* [Task material]:
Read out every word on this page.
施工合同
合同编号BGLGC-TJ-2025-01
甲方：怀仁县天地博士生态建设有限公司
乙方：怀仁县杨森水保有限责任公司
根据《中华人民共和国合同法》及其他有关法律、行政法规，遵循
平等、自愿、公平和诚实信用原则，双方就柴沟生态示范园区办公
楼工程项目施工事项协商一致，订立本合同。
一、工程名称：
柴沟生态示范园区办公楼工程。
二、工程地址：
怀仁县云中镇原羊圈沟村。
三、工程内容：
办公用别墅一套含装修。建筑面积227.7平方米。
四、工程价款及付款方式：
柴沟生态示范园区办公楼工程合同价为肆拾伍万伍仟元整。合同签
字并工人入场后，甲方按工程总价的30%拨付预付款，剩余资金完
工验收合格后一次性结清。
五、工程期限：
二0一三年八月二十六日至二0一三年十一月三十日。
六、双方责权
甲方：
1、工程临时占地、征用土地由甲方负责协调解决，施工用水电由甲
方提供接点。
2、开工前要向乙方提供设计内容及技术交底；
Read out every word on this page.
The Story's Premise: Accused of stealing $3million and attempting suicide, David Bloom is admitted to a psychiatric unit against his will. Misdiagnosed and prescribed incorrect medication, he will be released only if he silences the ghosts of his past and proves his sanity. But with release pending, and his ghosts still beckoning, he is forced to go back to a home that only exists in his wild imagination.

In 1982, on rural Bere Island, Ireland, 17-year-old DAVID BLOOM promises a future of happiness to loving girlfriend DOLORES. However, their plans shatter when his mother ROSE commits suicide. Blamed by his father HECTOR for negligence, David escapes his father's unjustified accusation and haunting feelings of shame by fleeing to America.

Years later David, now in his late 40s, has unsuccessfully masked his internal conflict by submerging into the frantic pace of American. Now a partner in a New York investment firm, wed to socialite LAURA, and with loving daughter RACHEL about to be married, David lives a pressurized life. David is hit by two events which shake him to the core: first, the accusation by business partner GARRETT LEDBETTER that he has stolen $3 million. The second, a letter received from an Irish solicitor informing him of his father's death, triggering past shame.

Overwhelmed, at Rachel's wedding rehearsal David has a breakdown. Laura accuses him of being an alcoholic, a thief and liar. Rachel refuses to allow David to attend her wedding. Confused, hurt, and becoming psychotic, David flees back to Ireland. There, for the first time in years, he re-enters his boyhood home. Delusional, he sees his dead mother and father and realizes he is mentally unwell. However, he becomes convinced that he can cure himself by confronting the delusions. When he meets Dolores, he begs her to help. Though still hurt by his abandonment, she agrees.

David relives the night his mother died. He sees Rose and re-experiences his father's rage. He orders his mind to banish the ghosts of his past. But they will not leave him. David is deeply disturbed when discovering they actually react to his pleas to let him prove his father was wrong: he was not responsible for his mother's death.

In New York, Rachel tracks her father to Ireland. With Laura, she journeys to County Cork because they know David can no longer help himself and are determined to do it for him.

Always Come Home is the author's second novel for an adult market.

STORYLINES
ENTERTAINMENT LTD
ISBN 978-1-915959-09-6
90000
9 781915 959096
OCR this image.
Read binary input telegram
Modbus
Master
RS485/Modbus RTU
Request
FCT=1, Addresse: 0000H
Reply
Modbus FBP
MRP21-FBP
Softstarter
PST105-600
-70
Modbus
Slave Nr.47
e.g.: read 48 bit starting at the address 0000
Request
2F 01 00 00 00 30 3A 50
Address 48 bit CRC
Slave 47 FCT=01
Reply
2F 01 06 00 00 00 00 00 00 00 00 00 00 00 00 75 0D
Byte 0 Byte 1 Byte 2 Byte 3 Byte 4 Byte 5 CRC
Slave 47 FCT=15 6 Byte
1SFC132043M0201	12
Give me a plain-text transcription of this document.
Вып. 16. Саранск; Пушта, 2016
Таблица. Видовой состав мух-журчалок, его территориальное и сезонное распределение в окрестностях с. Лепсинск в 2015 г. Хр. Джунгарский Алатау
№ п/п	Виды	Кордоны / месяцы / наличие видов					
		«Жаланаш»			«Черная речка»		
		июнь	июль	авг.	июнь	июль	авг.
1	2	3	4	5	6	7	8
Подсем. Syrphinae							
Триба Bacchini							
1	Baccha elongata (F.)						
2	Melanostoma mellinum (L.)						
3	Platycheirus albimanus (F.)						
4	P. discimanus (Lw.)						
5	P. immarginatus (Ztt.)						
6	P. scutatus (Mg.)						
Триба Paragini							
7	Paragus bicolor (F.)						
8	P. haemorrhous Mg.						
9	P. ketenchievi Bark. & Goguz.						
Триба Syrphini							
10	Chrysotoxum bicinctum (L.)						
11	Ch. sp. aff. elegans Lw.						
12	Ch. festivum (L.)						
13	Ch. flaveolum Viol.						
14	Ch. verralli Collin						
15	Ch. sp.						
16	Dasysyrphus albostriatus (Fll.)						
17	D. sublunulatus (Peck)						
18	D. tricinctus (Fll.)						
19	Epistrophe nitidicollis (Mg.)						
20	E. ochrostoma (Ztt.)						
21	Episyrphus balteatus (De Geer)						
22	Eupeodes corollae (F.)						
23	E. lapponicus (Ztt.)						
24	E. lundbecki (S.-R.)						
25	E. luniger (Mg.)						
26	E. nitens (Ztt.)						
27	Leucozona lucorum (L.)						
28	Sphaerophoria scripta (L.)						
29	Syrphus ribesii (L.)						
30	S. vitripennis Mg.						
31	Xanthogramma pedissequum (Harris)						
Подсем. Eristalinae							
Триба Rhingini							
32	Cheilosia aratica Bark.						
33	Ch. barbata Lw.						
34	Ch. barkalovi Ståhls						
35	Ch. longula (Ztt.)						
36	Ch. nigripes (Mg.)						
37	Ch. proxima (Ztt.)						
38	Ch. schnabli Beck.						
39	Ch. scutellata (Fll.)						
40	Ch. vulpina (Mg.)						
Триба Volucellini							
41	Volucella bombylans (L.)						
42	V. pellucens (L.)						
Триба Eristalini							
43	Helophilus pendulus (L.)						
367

* [Exercise brief]:
Identify the lines that hold the word "they". Copy every one of them.

* [Exercise result]:
David relives the night his mother died. He sees Rose and re-experiences his father's rage. He orders his mind to banish the ghosts of his past. But they will not leave him. David is deeply disturbed when discovering they actually react to his pleas to let him prove his father was wrong: he was not responsible for his mother's death.
In New York, Rachel tracks her father to Ireland. With Laura, she journeys to County Cork because they know David can no longer help himself and are determined to do it for him.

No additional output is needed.